Records provided>
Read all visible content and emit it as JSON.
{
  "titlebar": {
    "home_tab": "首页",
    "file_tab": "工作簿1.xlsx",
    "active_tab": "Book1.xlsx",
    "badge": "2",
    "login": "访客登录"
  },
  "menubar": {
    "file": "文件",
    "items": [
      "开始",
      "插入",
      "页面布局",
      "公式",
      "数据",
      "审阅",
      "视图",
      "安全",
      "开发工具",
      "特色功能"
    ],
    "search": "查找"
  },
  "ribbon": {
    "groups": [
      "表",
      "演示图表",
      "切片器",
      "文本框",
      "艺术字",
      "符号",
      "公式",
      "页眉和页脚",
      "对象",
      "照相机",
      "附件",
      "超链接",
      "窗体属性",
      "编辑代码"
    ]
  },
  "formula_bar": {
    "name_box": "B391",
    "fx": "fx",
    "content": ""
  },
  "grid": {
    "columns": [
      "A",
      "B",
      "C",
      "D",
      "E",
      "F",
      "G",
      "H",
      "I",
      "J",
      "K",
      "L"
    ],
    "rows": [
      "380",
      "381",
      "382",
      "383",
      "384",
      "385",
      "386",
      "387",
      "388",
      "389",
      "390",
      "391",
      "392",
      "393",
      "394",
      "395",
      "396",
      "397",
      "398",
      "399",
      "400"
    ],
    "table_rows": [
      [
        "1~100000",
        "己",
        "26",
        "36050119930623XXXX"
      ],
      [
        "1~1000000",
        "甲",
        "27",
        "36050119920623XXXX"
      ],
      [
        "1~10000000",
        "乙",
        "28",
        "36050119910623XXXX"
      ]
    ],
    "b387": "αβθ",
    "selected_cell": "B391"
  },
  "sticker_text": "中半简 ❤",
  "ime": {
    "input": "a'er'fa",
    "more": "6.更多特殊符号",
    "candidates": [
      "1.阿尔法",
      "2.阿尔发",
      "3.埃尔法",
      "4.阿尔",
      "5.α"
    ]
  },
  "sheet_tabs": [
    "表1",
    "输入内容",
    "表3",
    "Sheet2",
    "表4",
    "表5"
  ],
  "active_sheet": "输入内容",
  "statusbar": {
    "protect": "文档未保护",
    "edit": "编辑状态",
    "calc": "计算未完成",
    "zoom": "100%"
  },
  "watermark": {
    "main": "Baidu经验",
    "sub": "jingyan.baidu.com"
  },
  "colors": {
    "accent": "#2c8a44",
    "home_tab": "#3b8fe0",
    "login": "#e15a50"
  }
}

Exercise description>
Quote all of the entries verbatim.

Output of the task>
Read all visible content and emit it as JSON.
{
  "titlebar": {
    "home_tab": "首页",
    "file_tab": "工作簿1.xlsx",
    "active_tab": "Book1.xlsx",
    "badge": "2",
    "login": "访客登录"
  },
  "menubar": {
    "file": "文件",
    "items": [
      "开始",
      "插入",
      "页面布局",
      "公式",
      "数据",
      "审阅",
      "视图",
      "安全",
      "开发工具",
      "特色功能"
    ],
    "search": "查找"
  },
  "ribbon": {
    "groups": [
      "表",
      "演示图表",
      "切片器",
      "文本框",
      "艺术字",
      "符号",
      "公式",
      "页眉和页脚",
      "对象",
      "照相机",
      "附件",
      "超链接",
      "窗体属性",
      "编辑代码"
    ]
  },
  "formula_bar": {
    "name_box": "B391",
    "fx": "fx",
    "content": ""
  },
  "grid": {
    "columns": [
      "A",
      "B",
      "C",
      "D",
      "E",
      "F",
      "G",
      "H",
      "I",
      "J",
      "K",
      "L"
    ],
    "rows": [
      "380",
      "381",
      "382",
      "383",
      "384",
      "385",
      "386",
      "387",
      "388",
      "389",
      "390",
      "391",
      "392",
      "393",
      "394",
      "395",
      "396",
      "397",
      "398",
      "399",
      "400"
    ],
    "table_rows": [
      [
        "1~100000",
        "己",
        "26",
        "36050119930623XXXX"
      ],
      [
        "1~1000000",
        "甲",
        "27",
        "36050119920623XXXX"
      ],
      [
        "1~10000000",
        "乙",
        "28",
        "36050119910623XXXX"
      ]
    ],
    "b387": "αβθ",
    "selected_cell": "B391"
  },
  "sticker_text": "中半简 ❤",
  "ime": {
    "input": "a'er'fa",
    "more": "6.更多特殊符号",
    "candidates": [
      "1.阿尔法",
      "2.阿尔发",
      "3.埃尔法",
      "4.阿尔",
      "5.α"
    ]
  },
  "sheet_tabs": [
    "表1",
    "输入内容",
    "表3",
    "Sheet2",
    "表4",
    "表5"
  ],
  "active_sheet": "输入内容",
  "statusbar": {
    "protect": "文档未保护",
    "edit": "编辑状态",
    "calc": "计算未完成",
    "zoom": "100%"
  },
  "watermark": {
    "main": "Baidu经验",
    "sub": "jingyan.baidu.com"
  },
  "colors": {
    "accent": "#2c8a44",
    "home_tab": "#3b8fe0",
    "login": "#e15a50"
  }
}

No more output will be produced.